__Task statement__:
Reproduce the lines below, substituting "Marker" for every occurrence of "Point" and leaving everything else unchanged.
***** Excerpted records *****
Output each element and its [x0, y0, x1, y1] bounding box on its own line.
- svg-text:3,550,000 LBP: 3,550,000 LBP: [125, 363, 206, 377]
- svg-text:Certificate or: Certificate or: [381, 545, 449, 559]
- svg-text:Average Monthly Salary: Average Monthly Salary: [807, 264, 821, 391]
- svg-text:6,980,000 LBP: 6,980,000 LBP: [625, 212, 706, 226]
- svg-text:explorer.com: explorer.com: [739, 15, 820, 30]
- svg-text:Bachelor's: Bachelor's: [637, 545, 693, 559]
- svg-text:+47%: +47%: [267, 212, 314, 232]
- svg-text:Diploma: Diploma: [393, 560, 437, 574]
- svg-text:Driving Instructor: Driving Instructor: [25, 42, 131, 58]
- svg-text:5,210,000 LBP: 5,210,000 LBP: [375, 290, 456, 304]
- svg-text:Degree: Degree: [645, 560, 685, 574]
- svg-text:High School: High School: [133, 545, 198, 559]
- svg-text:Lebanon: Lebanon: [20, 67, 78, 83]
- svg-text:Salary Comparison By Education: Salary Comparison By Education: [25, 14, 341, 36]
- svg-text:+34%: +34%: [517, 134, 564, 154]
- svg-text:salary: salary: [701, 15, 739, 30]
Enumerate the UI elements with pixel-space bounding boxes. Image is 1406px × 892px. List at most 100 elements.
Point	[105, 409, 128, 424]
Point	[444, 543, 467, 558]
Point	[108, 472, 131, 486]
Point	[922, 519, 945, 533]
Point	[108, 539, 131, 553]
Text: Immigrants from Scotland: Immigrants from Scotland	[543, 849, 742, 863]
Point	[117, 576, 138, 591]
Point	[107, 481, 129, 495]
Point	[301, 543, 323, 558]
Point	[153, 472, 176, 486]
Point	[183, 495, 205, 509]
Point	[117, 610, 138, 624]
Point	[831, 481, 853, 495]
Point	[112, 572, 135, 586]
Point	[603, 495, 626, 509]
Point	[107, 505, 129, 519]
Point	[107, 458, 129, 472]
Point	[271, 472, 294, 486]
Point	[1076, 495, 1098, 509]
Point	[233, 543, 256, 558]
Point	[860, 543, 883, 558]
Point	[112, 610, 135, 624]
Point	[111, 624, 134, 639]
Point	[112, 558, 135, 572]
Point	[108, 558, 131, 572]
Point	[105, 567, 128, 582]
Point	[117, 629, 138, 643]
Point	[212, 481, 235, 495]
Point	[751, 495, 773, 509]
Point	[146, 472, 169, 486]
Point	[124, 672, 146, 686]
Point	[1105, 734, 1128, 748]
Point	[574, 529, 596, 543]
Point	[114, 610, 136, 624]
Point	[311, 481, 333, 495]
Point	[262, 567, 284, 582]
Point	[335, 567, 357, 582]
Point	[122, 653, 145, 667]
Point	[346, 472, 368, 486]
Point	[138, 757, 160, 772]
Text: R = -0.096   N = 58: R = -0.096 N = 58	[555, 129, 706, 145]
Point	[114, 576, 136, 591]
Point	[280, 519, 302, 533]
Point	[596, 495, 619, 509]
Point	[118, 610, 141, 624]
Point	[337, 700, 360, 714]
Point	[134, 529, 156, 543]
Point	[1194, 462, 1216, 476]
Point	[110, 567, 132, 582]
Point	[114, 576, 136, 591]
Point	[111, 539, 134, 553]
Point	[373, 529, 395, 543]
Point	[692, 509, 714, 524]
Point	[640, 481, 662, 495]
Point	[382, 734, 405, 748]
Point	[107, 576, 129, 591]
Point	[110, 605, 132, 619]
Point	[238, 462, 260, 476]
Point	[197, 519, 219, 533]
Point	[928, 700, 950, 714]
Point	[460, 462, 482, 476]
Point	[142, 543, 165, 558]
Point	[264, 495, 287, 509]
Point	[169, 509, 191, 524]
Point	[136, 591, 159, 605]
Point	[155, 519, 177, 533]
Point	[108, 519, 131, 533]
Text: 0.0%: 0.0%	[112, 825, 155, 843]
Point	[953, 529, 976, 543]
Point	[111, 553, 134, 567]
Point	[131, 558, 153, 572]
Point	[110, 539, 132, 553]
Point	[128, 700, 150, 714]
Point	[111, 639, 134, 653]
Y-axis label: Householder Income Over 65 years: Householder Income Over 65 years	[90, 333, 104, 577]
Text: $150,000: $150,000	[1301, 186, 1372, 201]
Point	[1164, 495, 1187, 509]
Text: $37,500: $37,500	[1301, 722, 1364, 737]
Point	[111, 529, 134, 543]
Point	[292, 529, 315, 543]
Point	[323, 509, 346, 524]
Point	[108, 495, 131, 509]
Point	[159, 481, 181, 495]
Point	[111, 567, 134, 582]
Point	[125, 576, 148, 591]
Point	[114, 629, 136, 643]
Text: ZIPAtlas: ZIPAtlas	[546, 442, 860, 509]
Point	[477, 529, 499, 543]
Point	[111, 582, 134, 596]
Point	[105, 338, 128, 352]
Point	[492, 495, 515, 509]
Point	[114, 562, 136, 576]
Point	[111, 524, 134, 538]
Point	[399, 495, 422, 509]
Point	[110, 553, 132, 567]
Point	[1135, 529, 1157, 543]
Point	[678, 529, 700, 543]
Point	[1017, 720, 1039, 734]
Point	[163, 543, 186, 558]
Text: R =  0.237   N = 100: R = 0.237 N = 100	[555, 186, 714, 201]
*****
__Complete output__:
Output each element and its [x0, y0, x1, y1] bounding box on its own line.
- svg-text:3,550,000 LBP: 3,550,000 LBP: [125, 363, 206, 377]
- svg-text:Certificate or: Certificate or: [381, 545, 449, 559]
- svg-text:Average Monthly Salary: Average Monthly Salary: [807, 264, 821, 391]
- svg-text:6,980,000 LBP: 6,980,000 LBP: [625, 212, 706, 226]
- svg-text:explorer.com: explorer.com: [739, 15, 820, 30]
- svg-text:Bachelor's: Bachelor's: [637, 545, 693, 559]
- svg-text:+47%: +47%: [267, 212, 314, 232]
- svg-text:Diploma: Diploma: [393, 560, 437, 574]
- svg-text:Driving Instructor: Driving Instructor: [25, 42, 131, 58]
- svg-text:5,210,000 LBP: 5,210,000 LBP: [375, 290, 456, 304]
- svg-text:Degree: Degree: [645, 560, 685, 574]
- svg-text:High School: High School: [133, 545, 198, 559]
- svg-text:Lebanon: Lebanon: [20, 67, 78, 83]
- svg-text:Salary Comparison By Education: Salary Comparison By Education: [25, 14, 341, 36]
- svg-text:+34%: +34%: [517, 134, 564, 154]
- svg-text:salary: salary: [701, 15, 739, 30]
Enumerate the UI elements with pixel-space bounding boxes. Image is 1406px × 892px. List at most 100 elements.
Marker	[105, 409, 128, 424]
Marker	[444, 543, 467, 558]
Marker	[108, 472, 131, 486]
Marker	[922, 519, 945, 533]
Marker	[108, 539, 131, 553]
Text: Immigrants from Scotland: Immigrants from Scotland	[543, 849, 742, 863]
Marker	[117, 576, 138, 591]
Marker	[107, 481, 129, 495]
Marker	[301, 543, 323, 558]
Marker	[153, 472, 176, 486]
Marker	[183, 495, 205, 509]
Marker	[117, 610, 138, 624]
Marker	[831, 481, 853, 495]
Marker	[112, 572, 135, 586]
Marker	[603, 495, 626, 509]
Marker	[107, 505, 129, 519]
Marker	[107, 458, 129, 472]
Marker	[271, 472, 294, 486]
Marker	[1076, 495, 1098, 509]
Marker	[233, 543, 256, 558]
Marker	[860, 543, 883, 558]
Marker	[112, 610, 135, 624]
Marker	[111, 624, 134, 639]
Marker	[112, 558, 135, 572]
Marker	[108, 558, 131, 572]
Marker	[105, 567, 128, 582]
Marker	[117, 629, 138, 643]
Marker	[212, 481, 235, 495]
Marker	[751, 495, 773, 509]
Marker	[146, 472, 169, 486]
Marker	[124, 672, 146, 686]
Marker	[1105, 734, 1128, 748]
Marker	[574, 529, 596, 543]
Marker	[114, 610, 136, 624]
Marker	[311, 481, 333, 495]
Marker	[262, 567, 284, 582]
Marker	[335, 567, 357, 582]
Marker	[122, 653, 145, 667]
Marker	[346, 472, 368, 486]
Marker	[138, 757, 160, 772]
Text: R = -0.096   N = 58: R = -0.096 N = 58	[555, 129, 706, 145]
Marker	[114, 576, 136, 591]
Marker	[280, 519, 302, 533]
Marker	[596, 495, 619, 509]
Marker	[118, 610, 141, 624]
Marker	[337, 700, 360, 714]
Marker	[134, 529, 156, 543]
Marker	[1194, 462, 1216, 476]
Marker	[110, 567, 132, 582]
Marker	[114, 576, 136, 591]
Marker	[111, 539, 134, 553]
Marker	[373, 529, 395, 543]
Marker	[692, 509, 714, 524]
Marker	[640, 481, 662, 495]
Marker	[382, 734, 405, 748]
Marker	[107, 576, 129, 591]
Marker	[110, 605, 132, 619]
Marker	[238, 462, 260, 476]
Marker	[197, 519, 219, 533]
Marker	[928, 700, 950, 714]
Marker	[460, 462, 482, 476]
Marker	[142, 543, 165, 558]
Marker	[264, 495, 287, 509]
Marker	[169, 509, 191, 524]
Marker	[136, 591, 159, 605]
Marker	[155, 519, 177, 533]
Marker	[108, 519, 131, 533]
Text: 0.0%: 0.0%	[112, 825, 155, 843]
Marker	[953, 529, 976, 543]
Marker	[111, 553, 134, 567]
Marker	[131, 558, 153, 572]
Marker	[110, 539, 132, 553]
Marker	[128, 700, 150, 714]
Marker	[111, 639, 134, 653]
Y-axis label: Householder Income Over 65 years: Householder Income Over 65 years	[90, 333, 104, 577]
Text: $150,000: $150,000	[1301, 186, 1372, 201]
Marker	[1164, 495, 1187, 509]
Text: $37,500: $37,500	[1301, 722, 1364, 737]
Marker	[111, 529, 134, 543]
Marker	[292, 529, 315, 543]
Marker	[323, 509, 346, 524]
Marker	[108, 495, 131, 509]
Marker	[159, 481, 181, 495]
Marker	[111, 567, 134, 582]
Marker	[125, 576, 148, 591]
Marker	[114, 629, 136, 643]
Text: ZIPAtlas: ZIPAtlas	[546, 442, 860, 509]
Marker	[477, 529, 499, 543]
Marker	[111, 582, 134, 596]
Marker	[105, 338, 128, 352]
Marker	[492, 495, 515, 509]
Marker	[114, 562, 136, 576]
Marker	[111, 524, 134, 538]
Marker	[399, 495, 422, 509]
Marker	[110, 553, 132, 567]
Marker	[1135, 529, 1157, 543]
Marker	[678, 529, 700, 543]
Marker	[1017, 720, 1039, 734]
Marker	[163, 543, 186, 558]
Text: R =  0.237   N = 100: R = 0.237 N = 100	[555, 186, 714, 201]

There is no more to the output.